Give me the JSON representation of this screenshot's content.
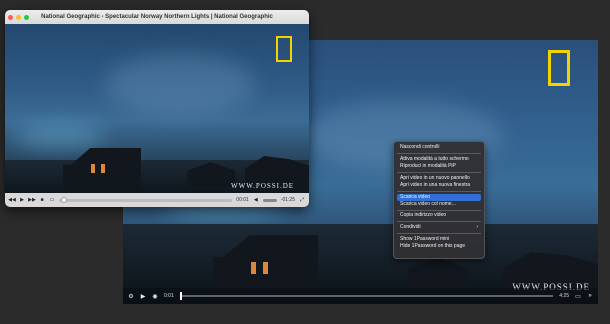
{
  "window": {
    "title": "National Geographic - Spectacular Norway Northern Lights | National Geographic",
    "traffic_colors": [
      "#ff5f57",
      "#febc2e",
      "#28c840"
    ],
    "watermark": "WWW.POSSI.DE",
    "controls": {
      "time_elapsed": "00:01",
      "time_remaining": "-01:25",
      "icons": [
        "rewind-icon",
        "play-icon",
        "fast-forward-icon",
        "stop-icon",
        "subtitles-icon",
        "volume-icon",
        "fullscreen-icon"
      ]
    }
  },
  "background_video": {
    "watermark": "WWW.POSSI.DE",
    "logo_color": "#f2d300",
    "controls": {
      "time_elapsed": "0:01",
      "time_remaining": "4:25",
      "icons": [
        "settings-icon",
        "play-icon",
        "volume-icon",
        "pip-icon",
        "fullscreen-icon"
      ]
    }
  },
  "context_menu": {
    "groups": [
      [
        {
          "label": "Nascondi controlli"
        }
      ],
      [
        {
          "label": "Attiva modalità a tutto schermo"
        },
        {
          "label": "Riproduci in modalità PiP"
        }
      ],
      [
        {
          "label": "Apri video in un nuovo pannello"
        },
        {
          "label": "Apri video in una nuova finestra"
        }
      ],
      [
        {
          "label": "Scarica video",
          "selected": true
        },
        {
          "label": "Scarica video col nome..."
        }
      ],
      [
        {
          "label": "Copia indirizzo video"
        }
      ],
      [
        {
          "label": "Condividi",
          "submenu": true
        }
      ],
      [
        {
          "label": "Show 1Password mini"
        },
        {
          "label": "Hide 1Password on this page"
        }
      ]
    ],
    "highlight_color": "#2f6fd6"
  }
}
---
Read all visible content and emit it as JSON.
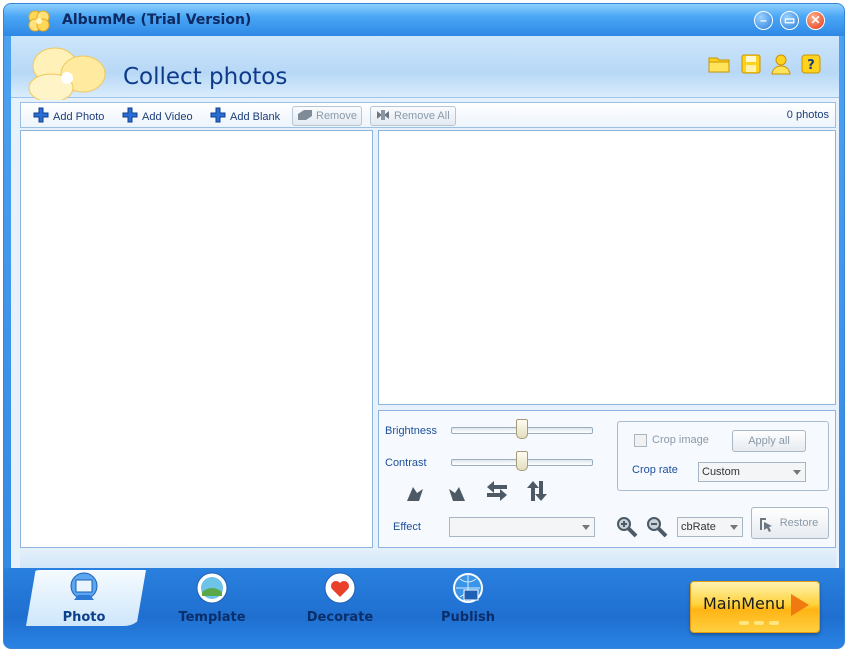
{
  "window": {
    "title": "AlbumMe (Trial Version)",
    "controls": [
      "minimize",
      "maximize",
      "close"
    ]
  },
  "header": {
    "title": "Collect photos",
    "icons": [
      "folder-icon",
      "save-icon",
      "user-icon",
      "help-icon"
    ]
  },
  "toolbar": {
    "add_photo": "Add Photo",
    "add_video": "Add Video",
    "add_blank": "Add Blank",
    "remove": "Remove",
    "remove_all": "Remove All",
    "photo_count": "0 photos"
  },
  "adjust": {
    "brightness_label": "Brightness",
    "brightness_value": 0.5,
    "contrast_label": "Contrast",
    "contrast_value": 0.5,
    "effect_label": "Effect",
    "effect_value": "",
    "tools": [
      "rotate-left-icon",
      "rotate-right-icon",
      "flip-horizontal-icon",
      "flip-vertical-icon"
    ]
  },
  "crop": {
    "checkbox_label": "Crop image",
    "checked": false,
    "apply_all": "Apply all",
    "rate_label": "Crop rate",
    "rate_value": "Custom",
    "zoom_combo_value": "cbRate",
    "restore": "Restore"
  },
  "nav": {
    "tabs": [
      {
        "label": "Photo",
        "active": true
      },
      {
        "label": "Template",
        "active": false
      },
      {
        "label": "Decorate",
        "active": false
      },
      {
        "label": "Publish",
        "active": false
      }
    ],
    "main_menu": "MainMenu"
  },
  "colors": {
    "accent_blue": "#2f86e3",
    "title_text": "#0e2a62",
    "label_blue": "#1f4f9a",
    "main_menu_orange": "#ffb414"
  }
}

EXERCISE
Go through the records and pull out each line that includes the word "content".

RESULT BELOW
Give me the JSON representation of this screenshot's content.
Read all visible content and emit it as JSON.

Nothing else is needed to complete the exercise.